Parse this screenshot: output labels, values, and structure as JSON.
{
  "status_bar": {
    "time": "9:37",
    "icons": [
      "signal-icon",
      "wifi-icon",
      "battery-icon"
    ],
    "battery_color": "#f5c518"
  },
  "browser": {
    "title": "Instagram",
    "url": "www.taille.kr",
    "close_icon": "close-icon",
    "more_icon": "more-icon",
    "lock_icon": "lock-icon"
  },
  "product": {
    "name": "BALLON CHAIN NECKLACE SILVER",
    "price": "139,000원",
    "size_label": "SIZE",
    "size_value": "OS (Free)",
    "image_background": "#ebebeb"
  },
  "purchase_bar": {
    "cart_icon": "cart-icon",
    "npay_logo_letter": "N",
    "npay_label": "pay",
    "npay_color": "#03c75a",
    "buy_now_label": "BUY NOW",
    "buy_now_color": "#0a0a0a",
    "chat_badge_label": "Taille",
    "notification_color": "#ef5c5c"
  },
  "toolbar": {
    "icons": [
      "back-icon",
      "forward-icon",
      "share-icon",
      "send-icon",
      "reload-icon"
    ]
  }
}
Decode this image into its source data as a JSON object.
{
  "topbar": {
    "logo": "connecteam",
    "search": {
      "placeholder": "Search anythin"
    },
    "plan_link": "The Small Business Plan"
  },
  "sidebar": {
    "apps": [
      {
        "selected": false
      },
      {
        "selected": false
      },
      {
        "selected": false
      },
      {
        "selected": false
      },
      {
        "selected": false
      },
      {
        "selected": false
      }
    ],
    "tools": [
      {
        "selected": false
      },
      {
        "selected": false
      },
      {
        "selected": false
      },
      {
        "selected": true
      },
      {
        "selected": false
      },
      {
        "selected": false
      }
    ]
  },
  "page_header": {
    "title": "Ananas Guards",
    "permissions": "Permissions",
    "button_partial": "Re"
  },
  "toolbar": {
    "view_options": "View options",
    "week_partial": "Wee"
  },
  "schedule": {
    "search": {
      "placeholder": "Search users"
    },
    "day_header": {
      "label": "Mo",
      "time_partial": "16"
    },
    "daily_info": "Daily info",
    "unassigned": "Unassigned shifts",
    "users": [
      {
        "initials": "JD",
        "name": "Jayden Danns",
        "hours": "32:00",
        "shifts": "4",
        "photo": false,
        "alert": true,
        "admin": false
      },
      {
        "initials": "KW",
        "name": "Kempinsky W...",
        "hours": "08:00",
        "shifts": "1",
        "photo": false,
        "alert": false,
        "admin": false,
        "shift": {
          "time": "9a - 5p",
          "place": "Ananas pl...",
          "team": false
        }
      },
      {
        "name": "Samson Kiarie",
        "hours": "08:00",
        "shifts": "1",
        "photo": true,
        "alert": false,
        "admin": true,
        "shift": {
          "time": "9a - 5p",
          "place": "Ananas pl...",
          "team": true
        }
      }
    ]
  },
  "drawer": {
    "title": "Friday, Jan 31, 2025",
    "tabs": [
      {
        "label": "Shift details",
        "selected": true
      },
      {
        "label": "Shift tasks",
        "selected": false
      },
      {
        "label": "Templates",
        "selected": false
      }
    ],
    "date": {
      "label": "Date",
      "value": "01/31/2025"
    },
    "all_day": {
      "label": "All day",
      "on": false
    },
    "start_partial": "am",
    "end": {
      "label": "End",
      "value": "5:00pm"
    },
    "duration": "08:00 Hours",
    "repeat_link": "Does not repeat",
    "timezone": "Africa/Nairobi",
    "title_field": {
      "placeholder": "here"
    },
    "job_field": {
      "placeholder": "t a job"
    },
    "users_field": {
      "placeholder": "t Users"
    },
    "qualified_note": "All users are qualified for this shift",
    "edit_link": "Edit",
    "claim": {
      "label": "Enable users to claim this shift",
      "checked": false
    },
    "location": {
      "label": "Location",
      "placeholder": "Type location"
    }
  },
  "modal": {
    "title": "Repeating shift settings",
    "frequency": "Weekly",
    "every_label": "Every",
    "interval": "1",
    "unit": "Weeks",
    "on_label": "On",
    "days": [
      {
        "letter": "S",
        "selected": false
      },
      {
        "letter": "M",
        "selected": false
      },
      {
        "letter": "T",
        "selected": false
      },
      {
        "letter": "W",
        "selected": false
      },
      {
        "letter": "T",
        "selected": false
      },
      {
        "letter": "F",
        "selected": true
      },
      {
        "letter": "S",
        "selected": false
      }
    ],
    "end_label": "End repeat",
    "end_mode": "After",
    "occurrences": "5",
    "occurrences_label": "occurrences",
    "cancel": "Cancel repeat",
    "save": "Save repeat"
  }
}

Your goal:
Transcribe all of the lines in the records precisely.

Solution to this problem:
Parse this screenshot: output labels, values, and structure as JSON.
{
  "status_bar": {
    "time": "9:37",
    "icons": [
      "signal-icon",
      "wifi-icon",
      "battery-icon"
    ],
    "battery_color": "#f5c518"
  },
  "browser": {
    "title": "Instagram",
    "url": "www.taille.kr",
    "close_icon": "close-icon",
    "more_icon": "more-icon",
    "lock_icon": "lock-icon"
  },
  "product": {
    "name": "BALLON CHAIN NECKLACE SILVER",
    "price": "139,000원",
    "size_label": "SIZE",
    "size_value": "OS (Free)",
    "image_background": "#ebebeb"
  },
  "purchase_bar": {
    "cart_icon": "cart-icon",
    "npay_logo_letter": "N",
    "npay_label": "pay",
    "npay_color": "#03c75a",
    "buy_now_label": "BUY NOW",
    "buy_now_color": "#0a0a0a",
    "chat_badge_label": "Taille",
    "notification_color": "#ef5c5c"
  },
  "toolbar": {
    "icons": [
      "back-icon",
      "forward-icon",
      "share-icon",
      "send-icon",
      "reload-icon"
    ]
  }
}
Decode this image into its source data as a JSON object.
{
  "topbar": {
    "logo": "connecteam",
    "search": {
      "placeholder": "Search anythin"
    },
    "plan_link": "The Small Business Plan"
  },
  "sidebar": {
    "apps": [
      {
        "selected": false
      },
      {
        "selected": false
      },
      {
        "selected": false
      },
      {
        "selected": false
      },
      {
        "selected": false
      },
      {
        "selected": false
      }
    ],
    "tools": [
      {
        "selected": false
      },
      {
        "selected": false
      },
      {
        "selected": false
      },
      {
        "selected": true
      },
      {
        "selected": false
      },
      {
        "selected": false
      }
    ]
  },
  "page_header": {
    "title": "Ananas Guards",
    "permissions": "Permissions",
    "button_partial": "Re"
  },
  "toolbar": {
    "view_options": "View options",
    "week_partial": "Wee"
  },
  "schedule": {
    "search": {
      "placeholder": "Search users"
    },
    "day_header": {
      "label": "Mo",
      "time_partial": "16"
    },
    "daily_info": "Daily info",
    "unassigned": "Unassigned shifts",
    "users": [
      {
        "initials": "JD",
        "name": "Jayden Danns",
        "hours": "32:00",
        "shifts": "4",
        "photo": false,
        "alert": true,
        "admin": false
      },
      {
        "initials": "KW",
        "name": "Kempinsky W...",
        "hours": "08:00",
        "shifts": "1",
        "photo": false,
        "alert": false,
        "admin": false,
        "shift": {
          "time": "9a - 5p",
          "place": "Ananas pl...",
          "team": false
        }
      },
      {
        "name": "Samson Kiarie",
        "hours": "08:00",
        "shifts": "1",
        "photo": true,
        "alert": false,
        "admin": true,
        "shift": {
          "time": "9a - 5p",
          "place": "Ananas pl...",
          "team": true
        }
      }
    ]
  },
  "drawer": {
    "title": "Friday, Jan 31, 2025",
    "tabs": [
      {
        "label": "Shift details",
        "selected": true
      },
      {
        "label": "Shift tasks",
        "selected": false
      },
      {
        "label": "Templates",
        "selected": false
      }
    ],
    "date": {
      "label": "Date",
      "value": "01/31/2025"
    },
    "all_day": {
      "label": "All day",
      "on": false
    },
    "start_partial": "am",
    "end": {
      "label": "End",
      "value": "5:00pm"
    },
    "duration": "08:00 Hours",
    "repeat_link": "Does not repeat",
    "timezone": "Africa/Nairobi",
    "title_field": {
      "placeholder": "here"
    },
    "job_field": {
      "placeholder": "t a job"
    },
    "users_field": {
      "placeholder": "t Users"
    },
    "qualified_note": "All users are qualified for this shift",
    "edit_link": "Edit",
    "claim": {
      "label": "Enable users to claim this shift",
      "checked": false
    },
    "location": {
      "label": "Location",
      "placeholder": "Type location"
    }
  },
  "modal": {
    "title": "Repeating shift settings",
    "frequency": "Weekly",
    "every_label": "Every",
    "interval": "1",
    "unit": "Weeks",
    "on_label": "On",
    "days": [
      {
        "letter": "S",
        "selected": false
      },
      {
        "letter": "M",
        "selected": false
      },
      {
        "letter": "T",
        "selected": false
      },
      {
        "letter": "W",
        "selected": false
      },
      {
        "letter": "T",
        "selected": false
      },
      {
        "letter": "F",
        "selected": true
      },
      {
        "letter": "S",
        "selected": false
      }
    ],
    "end_label": "End repeat",
    "end_mode": "After",
    "occurrences": "5",
    "occurrences_label": "occurrences",
    "cancel": "Cancel repeat",
    "save": "Save repeat"
  }
}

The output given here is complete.